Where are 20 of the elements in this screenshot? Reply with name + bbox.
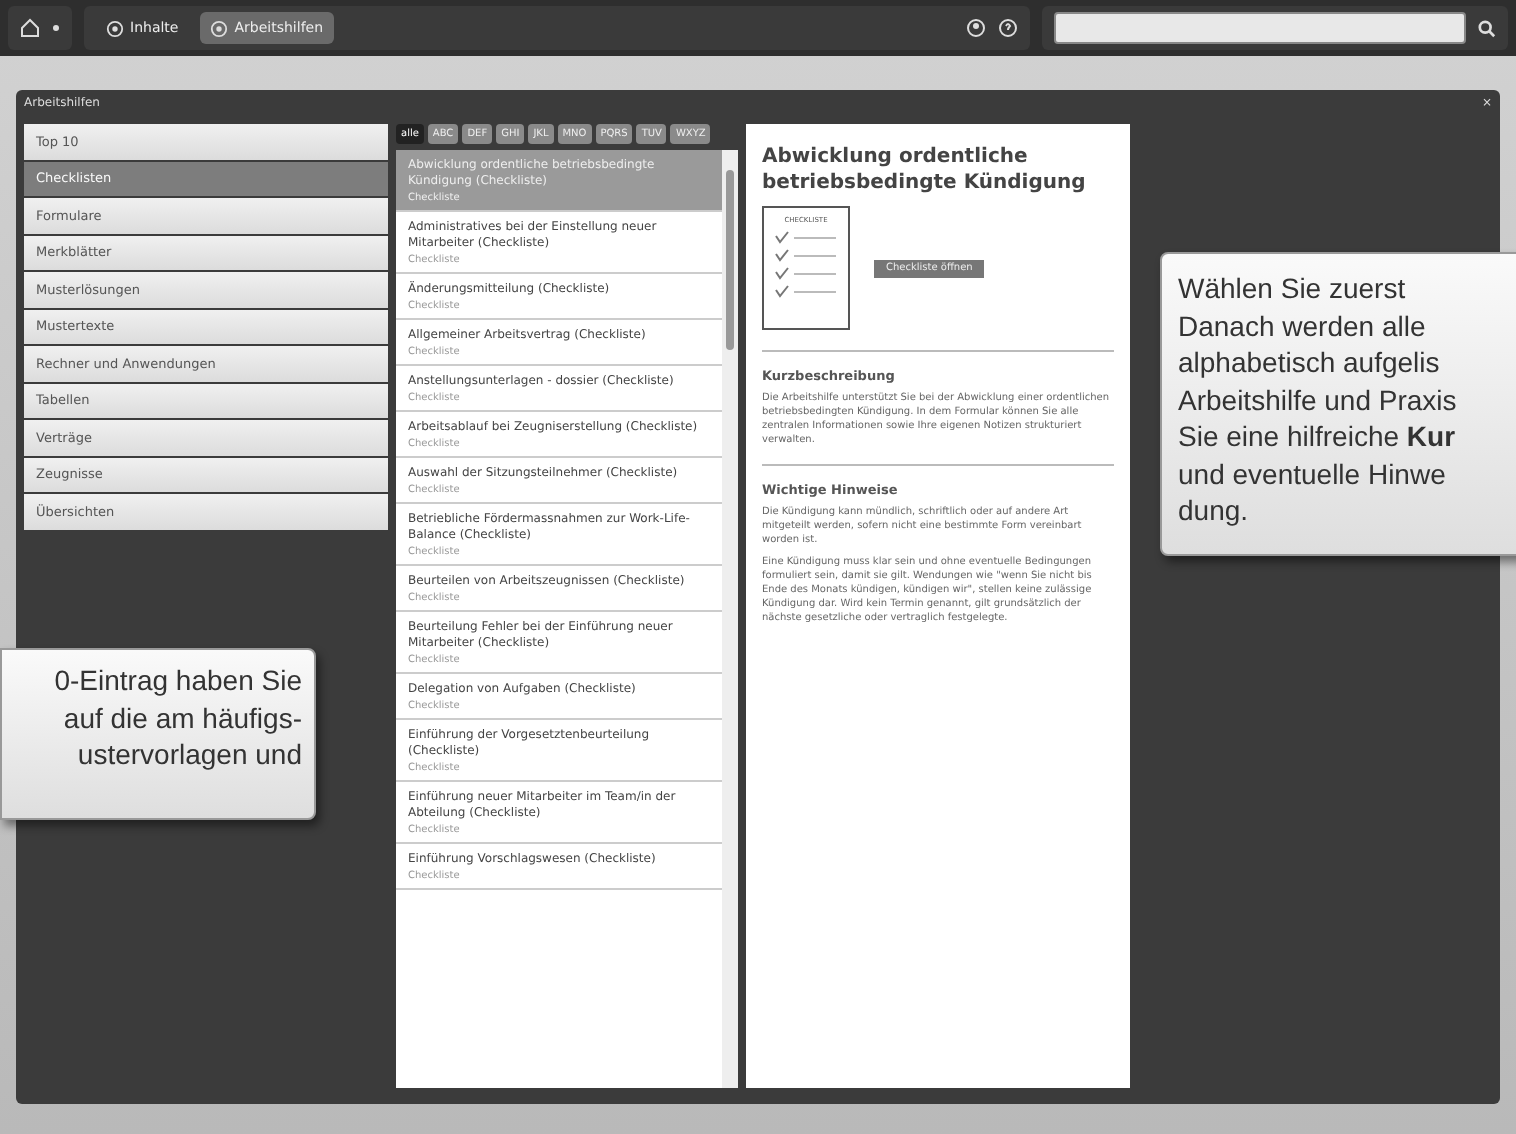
search-icon[interactable] bbox=[1478, 19, 1496, 37]
callout-text: ustervorlagen und bbox=[77, 736, 302, 773]
detail-title: Abwicklung ordentliche betriebsbedingte Kündigung bbox=[762, 144, 1088, 196]
circle-icon bbox=[106, 19, 124, 37]
search-field[interactable] bbox=[1054, 12, 1466, 44]
scrollbar[interactable] bbox=[722, 150, 738, 1088]
home-icon[interactable] bbox=[20, 18, 40, 38]
dropdown-icon[interactable] bbox=[52, 24, 60, 32]
callout-text: 0-Eintrag haben Sie bbox=[54, 662, 302, 699]
callout-text: Danach werden alle bbox=[1178, 307, 1428, 344]
callout-text: Wählen Sie zuerst bbox=[1178, 270, 1408, 307]
circle-icon bbox=[210, 19, 229, 37]
callout-text: dung. bbox=[1178, 492, 1251, 529]
callout-text: alphabetisch aufgelis bbox=[1178, 344, 1442, 381]
user-icon[interactable] bbox=[966, 18, 986, 38]
callout-text: auf die am häufigs- bbox=[63, 699, 302, 736]
callout-text: Sie eine hilfreiche Kur bbox=[1178, 418, 1458, 455]
callout-text: und eventuelle Hinwe bbox=[1178, 455, 1448, 492]
help-icon[interactable] bbox=[998, 18, 1018, 38]
callout-text: Arbeitshilfe und Praxis bbox=[1178, 381, 1459, 418]
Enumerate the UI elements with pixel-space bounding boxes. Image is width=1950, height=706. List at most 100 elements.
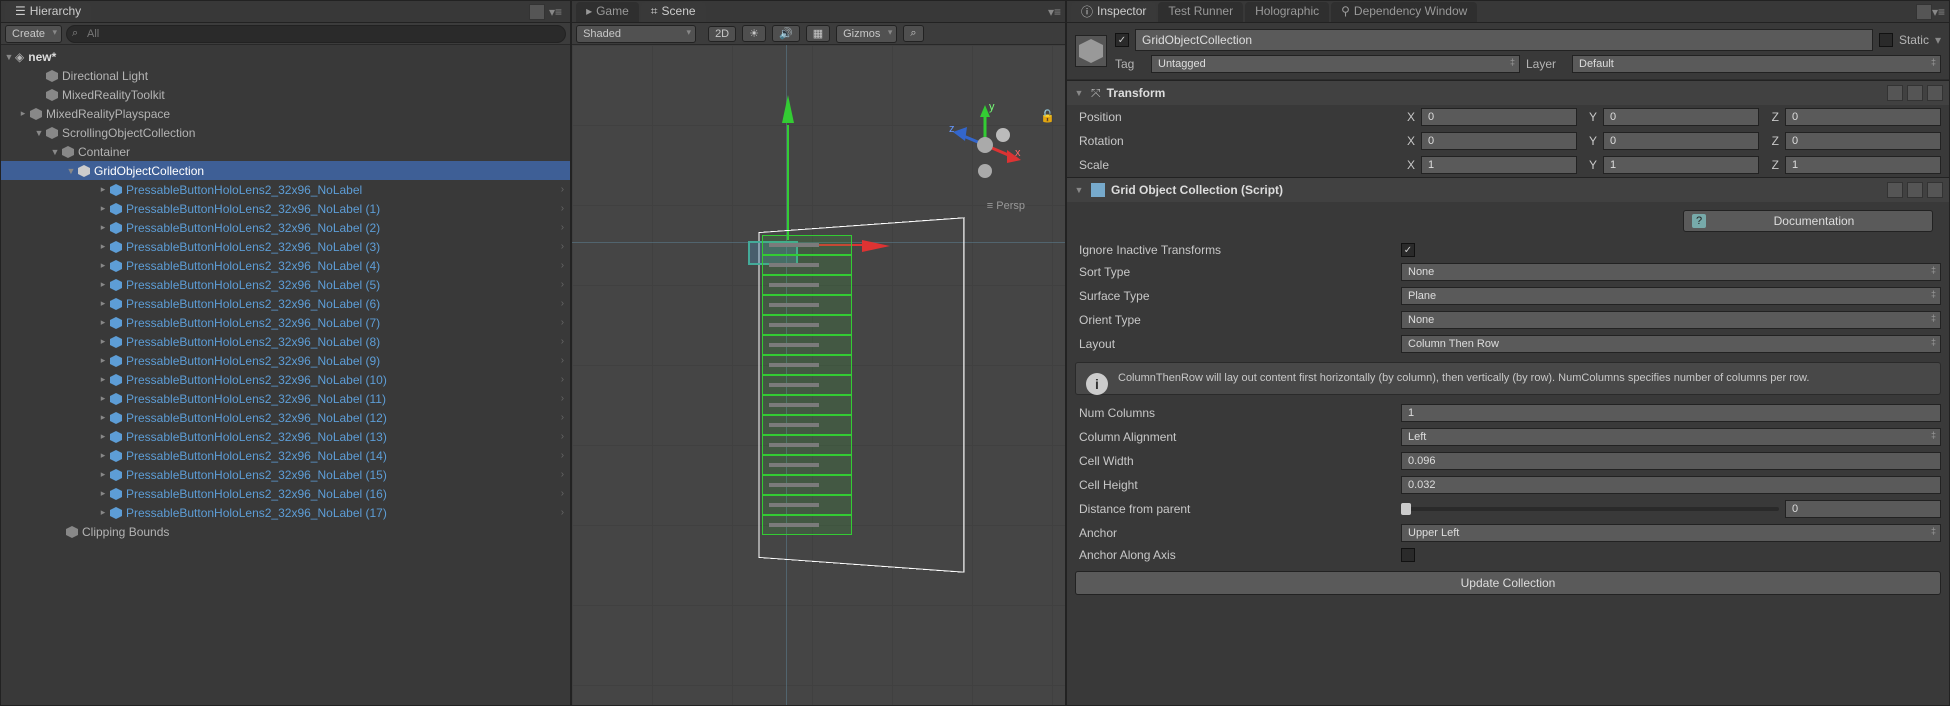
prefab-item[interactable]: ▸ PressableButtonHoloLens2_32x96_NoLabel… <box>1 294 570 313</box>
create-dropdown[interactable]: Create <box>5 25 62 43</box>
pos-x-input[interactable] <box>1421 108 1577 126</box>
foldout-icon[interactable]: ▸ <box>97 336 109 347</box>
chevron-right-icon[interactable]: › <box>561 222 564 233</box>
help-icon[interactable] <box>1887 182 1903 198</box>
prefab-item[interactable]: ▸ PressableButtonHoloLens2_32x96_NoLabel… <box>1 313 570 332</box>
chevron-right-icon[interactable]: › <box>561 317 564 328</box>
test-runner-tab[interactable]: Test Runner <box>1158 2 1243 22</box>
rot-x-input[interactable] <box>1421 132 1577 150</box>
prefab-item[interactable]: ▸ PressableButtonHoloLens2_32x96_NoLabel… <box>1 218 570 237</box>
foldout-icon[interactable]: ▸ <box>97 317 109 328</box>
hierarchy-item[interactable]: Directional Light <box>1 66 570 85</box>
fx-toggle[interactable]: ▦ <box>806 25 830 42</box>
chevron-right-icon[interactable]: › <box>561 507 564 518</box>
foldout-icon[interactable]: ▸ <box>97 355 109 366</box>
gameobject-name-input[interactable] <box>1135 29 1873 51</box>
foldout-icon[interactable]: ▼ <box>33 128 45 138</box>
chevron-right-icon[interactable]: › <box>561 412 564 423</box>
chevron-right-icon[interactable]: › <box>561 260 564 271</box>
help-icon[interactable] <box>1887 85 1903 101</box>
hierarchy-item[interactable]: ▸ MixedRealityPlayspace <box>1 104 570 123</box>
context-menu-icon[interactable]: ▾≡ <box>1048 5 1061 19</box>
cellw-input[interactable] <box>1401 452 1941 470</box>
prefab-item[interactable]: ▸ PressableButtonHoloLens2_32x96_NoLabel… <box>1 465 570 484</box>
rot-z-input[interactable] <box>1785 132 1941 150</box>
chevron-right-icon[interactable]: › <box>561 393 564 404</box>
chevron-right-icon[interactable]: › <box>561 488 564 499</box>
foldout-icon[interactable]: ▸ <box>97 203 109 214</box>
container-row[interactable]: ▼ Container <box>1 142 570 161</box>
foldout-icon[interactable]: ▼ <box>1073 88 1085 98</box>
foldout-icon[interactable]: ▼ <box>1073 185 1085 195</box>
chevron-right-icon[interactable]: › <box>561 336 564 347</box>
foldout-icon[interactable]: ▼ <box>49 147 61 157</box>
numcols-input[interactable] <box>1401 404 1941 422</box>
cellh-input[interactable] <box>1401 476 1941 494</box>
shading-dropdown[interactable]: Shaded <box>576 25 696 43</box>
prefab-item[interactable]: ▸ PressableButtonHoloLens2_32x96_NoLabel… <box>1 370 570 389</box>
foldout-icon[interactable]: ▸ <box>97 507 109 518</box>
update-collection-button[interactable]: Update Collection <box>1075 571 1941 595</box>
prefab-item[interactable]: ▸ PressableButtonHoloLens2_32x96_NoLabel… <box>1 275 570 294</box>
clipping-row[interactable]: Clipping Bounds <box>1 522 570 541</box>
dist-input[interactable] <box>1785 500 1941 518</box>
preset-icon[interactable] <box>1907 182 1923 198</box>
chevron-right-icon[interactable]: › <box>561 184 564 195</box>
ignore-checkbox[interactable] <box>1401 243 1415 257</box>
foldout-icon[interactable]: ▸ <box>97 393 109 404</box>
prefab-item[interactable]: ▸ PressableButtonHoloLens2_32x96_NoLabel… <box>1 389 570 408</box>
layer-dropdown[interactable]: Default <box>1572 55 1941 73</box>
foldout-icon[interactable]: ▼ <box>65 166 77 176</box>
hierarchy-search-input[interactable]: All <box>66 25 566 43</box>
pos-y-input[interactable] <box>1603 108 1759 126</box>
scale-y-input[interactable] <box>1603 156 1759 174</box>
hierarchy-item[interactable]: MixedRealityToolkit <box>1 85 570 104</box>
context-menu-icon[interactable]: ▾≡ <box>545 5 566 19</box>
2d-toggle[interactable]: 2D <box>708 26 736 42</box>
hierarchy-tab[interactable]: ☰ Hierarchy <box>5 2 91 22</box>
foldout-icon[interactable]: ▸ <box>97 222 109 233</box>
inspector-tab[interactable]: ⓘInspector <box>1071 2 1156 22</box>
scale-z-input[interactable] <box>1785 156 1941 174</box>
foldout-icon[interactable]: ▸ <box>97 184 109 195</box>
pos-z-input[interactable] <box>1785 108 1941 126</box>
grid-collection-row[interactable]: ▼ GridObjectCollection <box>1 161 570 180</box>
static-dropdown-icon[interactable]: ▾ <box>1935 33 1941 47</box>
anchoraxis-checkbox[interactable] <box>1401 548 1415 562</box>
active-checkbox[interactable] <box>1115 33 1129 47</box>
orientation-gizmo[interactable]: y x z <box>945 105 1025 185</box>
chevron-right-icon[interactable]: › <box>561 298 564 309</box>
tag-dropdown[interactable]: Untagged <box>1151 55 1520 73</box>
prefab-item[interactable]: ▸ PressableButtonHoloLens2_32x96_NoLabel… <box>1 332 570 351</box>
prefab-item[interactable]: ▸ PressableButtonHoloLens2_32x96_NoLabel… <box>1 237 570 256</box>
audio-toggle[interactable]: 🔊 <box>772 25 800 42</box>
foldout-icon[interactable]: ▸ <box>97 298 109 309</box>
documentation-button[interactable]: Documentation <box>1683 210 1933 232</box>
chevron-right-icon[interactable]: › <box>561 431 564 442</box>
anchor-dropdown[interactable]: Upper Left <box>1401 524 1941 542</box>
foldout-icon[interactable]: ▸ <box>17 108 29 119</box>
gizmos-dropdown[interactable]: Gizmos <box>836 25 897 43</box>
lock-icon[interactable] <box>1916 4 1932 20</box>
foldout-icon[interactable]: ▸ <box>97 450 109 461</box>
prefab-item[interactable]: ▸ PressableButtonHoloLens2_32x96_NoLabel… <box>1 351 570 370</box>
colalign-dropdown[interactable]: Left <box>1401 428 1941 446</box>
prefab-item[interactable]: ▸ PressableButtonHoloLens2_32x96_NoLabel… <box>1 256 570 275</box>
chevron-right-icon[interactable]: › <box>561 469 564 480</box>
gear-icon[interactable] <box>1927 182 1943 198</box>
static-checkbox[interactable] <box>1879 33 1893 47</box>
sort-dropdown[interactable]: None <box>1401 263 1941 281</box>
surface-dropdown[interactable]: Plane <box>1401 287 1941 305</box>
holographic-tab[interactable]: Holographic <box>1245 2 1329 22</box>
context-menu-icon[interactable]: ▾≡ <box>1932 5 1945 19</box>
prefab-item[interactable]: ▸ PressableButtonHoloLens2_32x96_NoLabel… <box>1 199 570 218</box>
foldout-icon[interactable]: ▸ <box>97 431 109 442</box>
gear-icon[interactable] <box>1927 85 1943 101</box>
layout-dropdown[interactable]: Column Then Row <box>1401 335 1941 353</box>
foldout-icon[interactable]: ▸ <box>97 469 109 480</box>
prefab-item[interactable]: ▸ PressableButtonHoloLens2_32x96_NoLabel… <box>1 446 570 465</box>
lock-icon[interactable] <box>529 4 545 20</box>
scene-tab[interactable]: ⌗Scene <box>641 2 706 22</box>
distance-slider[interactable] <box>1401 507 1779 511</box>
prefab-item[interactable]: ▸ PressableButtonHoloLens2_32x96_NoLabel… <box>1 484 570 503</box>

### YOUR INSTRUCTIONS
Reproduce word for word the lines above, starting at the line that contains "294 570 313</box>" and ending at the line that contains "help-icon[interactable] <box>1887 182", including both of those lines.

### ANSWER BELOW
prefab-item[interactable]: ▸ PressableButtonHoloLens2_32x96_NoLabel… <box>1 294 570 313</box>
create-dropdown[interactable]: Create <box>5 25 62 43</box>
pos-x-input[interactable] <box>1421 108 1577 126</box>
foldout-icon[interactable]: ▸ <box>97 336 109 347</box>
chevron-right-icon[interactable]: › <box>561 222 564 233</box>
help-icon[interactable] <box>1887 182 1903 198</box>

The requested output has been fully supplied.